**INPUT FOR THIS TASK**
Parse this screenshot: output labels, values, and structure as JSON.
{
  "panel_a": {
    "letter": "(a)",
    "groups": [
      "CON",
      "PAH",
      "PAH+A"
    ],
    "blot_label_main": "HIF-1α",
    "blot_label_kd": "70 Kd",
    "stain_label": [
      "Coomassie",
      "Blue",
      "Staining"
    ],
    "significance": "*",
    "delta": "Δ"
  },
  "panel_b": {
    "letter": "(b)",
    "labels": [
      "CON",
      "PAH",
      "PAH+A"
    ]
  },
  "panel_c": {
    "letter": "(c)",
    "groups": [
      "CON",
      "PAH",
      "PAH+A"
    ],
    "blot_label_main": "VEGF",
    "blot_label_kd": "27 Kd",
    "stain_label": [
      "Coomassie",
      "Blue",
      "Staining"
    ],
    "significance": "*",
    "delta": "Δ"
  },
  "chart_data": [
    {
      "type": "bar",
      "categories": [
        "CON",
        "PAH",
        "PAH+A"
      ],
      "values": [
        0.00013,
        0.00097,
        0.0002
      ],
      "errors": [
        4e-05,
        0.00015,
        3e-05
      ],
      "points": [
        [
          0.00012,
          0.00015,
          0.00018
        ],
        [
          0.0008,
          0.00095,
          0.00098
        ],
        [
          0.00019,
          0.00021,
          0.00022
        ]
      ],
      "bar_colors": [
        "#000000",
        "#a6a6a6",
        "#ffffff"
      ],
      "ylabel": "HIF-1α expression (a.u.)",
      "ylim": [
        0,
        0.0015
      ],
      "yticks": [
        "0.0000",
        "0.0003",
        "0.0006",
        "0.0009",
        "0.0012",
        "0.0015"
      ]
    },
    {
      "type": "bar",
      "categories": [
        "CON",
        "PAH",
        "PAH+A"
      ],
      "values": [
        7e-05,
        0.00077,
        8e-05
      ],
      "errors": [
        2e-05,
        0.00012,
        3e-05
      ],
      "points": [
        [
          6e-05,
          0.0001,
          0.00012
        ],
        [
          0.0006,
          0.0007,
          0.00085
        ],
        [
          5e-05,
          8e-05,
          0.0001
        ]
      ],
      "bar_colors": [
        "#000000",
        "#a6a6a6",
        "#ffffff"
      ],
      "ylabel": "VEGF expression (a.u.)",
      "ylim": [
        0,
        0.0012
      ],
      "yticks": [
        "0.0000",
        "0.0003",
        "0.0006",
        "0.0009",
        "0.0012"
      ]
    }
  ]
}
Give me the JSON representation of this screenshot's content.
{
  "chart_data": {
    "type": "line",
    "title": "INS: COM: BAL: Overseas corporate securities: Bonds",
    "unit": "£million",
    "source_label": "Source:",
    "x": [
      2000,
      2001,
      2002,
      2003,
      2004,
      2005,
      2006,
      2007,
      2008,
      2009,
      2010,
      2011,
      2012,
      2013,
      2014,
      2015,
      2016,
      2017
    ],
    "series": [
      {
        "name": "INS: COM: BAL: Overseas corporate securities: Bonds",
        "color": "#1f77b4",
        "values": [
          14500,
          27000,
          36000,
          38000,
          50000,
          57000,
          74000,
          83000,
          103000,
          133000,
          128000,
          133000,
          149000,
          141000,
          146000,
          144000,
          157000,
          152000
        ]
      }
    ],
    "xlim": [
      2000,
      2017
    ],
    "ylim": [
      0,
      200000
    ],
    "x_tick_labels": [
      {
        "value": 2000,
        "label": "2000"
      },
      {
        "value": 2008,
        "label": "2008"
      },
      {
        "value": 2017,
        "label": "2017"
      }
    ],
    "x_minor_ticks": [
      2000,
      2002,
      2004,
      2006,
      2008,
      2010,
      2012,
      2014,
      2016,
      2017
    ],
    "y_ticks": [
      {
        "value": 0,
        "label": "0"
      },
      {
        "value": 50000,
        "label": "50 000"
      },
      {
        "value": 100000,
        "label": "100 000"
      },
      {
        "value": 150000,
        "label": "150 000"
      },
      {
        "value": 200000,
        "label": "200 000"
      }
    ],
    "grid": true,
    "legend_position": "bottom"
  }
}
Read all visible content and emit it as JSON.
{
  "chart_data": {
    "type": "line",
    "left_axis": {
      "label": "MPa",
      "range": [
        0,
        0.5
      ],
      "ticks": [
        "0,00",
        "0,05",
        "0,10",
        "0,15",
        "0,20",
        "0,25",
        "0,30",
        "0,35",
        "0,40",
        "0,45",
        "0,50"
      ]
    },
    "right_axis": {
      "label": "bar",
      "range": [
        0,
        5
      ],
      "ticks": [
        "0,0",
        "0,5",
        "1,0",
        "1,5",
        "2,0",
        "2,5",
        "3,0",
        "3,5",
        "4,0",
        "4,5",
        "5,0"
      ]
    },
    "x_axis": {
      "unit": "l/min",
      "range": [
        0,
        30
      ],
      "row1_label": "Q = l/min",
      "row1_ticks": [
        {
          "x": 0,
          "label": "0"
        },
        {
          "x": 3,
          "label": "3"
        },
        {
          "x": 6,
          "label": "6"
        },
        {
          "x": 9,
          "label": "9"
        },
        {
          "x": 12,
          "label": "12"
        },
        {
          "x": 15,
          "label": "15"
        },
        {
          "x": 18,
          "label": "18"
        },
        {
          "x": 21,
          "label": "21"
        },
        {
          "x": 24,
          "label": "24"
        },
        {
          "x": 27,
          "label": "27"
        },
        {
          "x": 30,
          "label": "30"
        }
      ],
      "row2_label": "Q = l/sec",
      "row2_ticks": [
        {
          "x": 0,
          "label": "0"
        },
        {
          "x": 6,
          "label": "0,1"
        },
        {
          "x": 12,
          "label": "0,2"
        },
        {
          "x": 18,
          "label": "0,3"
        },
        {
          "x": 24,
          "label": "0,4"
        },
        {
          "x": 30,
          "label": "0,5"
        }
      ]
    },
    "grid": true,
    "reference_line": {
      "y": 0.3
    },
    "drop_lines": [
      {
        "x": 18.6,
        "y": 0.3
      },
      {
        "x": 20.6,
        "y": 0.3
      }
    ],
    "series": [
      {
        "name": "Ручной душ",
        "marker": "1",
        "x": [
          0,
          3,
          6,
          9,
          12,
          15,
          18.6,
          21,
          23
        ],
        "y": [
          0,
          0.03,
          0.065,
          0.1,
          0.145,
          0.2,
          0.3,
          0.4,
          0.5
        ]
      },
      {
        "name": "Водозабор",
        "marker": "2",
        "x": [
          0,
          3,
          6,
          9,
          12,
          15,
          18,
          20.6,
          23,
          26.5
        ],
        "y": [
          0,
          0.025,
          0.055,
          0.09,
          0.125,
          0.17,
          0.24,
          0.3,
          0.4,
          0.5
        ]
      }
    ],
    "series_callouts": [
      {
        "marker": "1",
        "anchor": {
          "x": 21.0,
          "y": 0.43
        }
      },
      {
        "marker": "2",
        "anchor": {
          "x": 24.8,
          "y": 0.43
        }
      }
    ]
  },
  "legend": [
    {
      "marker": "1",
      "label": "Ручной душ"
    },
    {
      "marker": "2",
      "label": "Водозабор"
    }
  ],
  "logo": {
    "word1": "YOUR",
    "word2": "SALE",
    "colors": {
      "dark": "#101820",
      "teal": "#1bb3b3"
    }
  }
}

**PROBLEM DETAILS**
Go over the entries above and say how many lines hold the string "Bonds", with no other text.

**SOLUTION**
2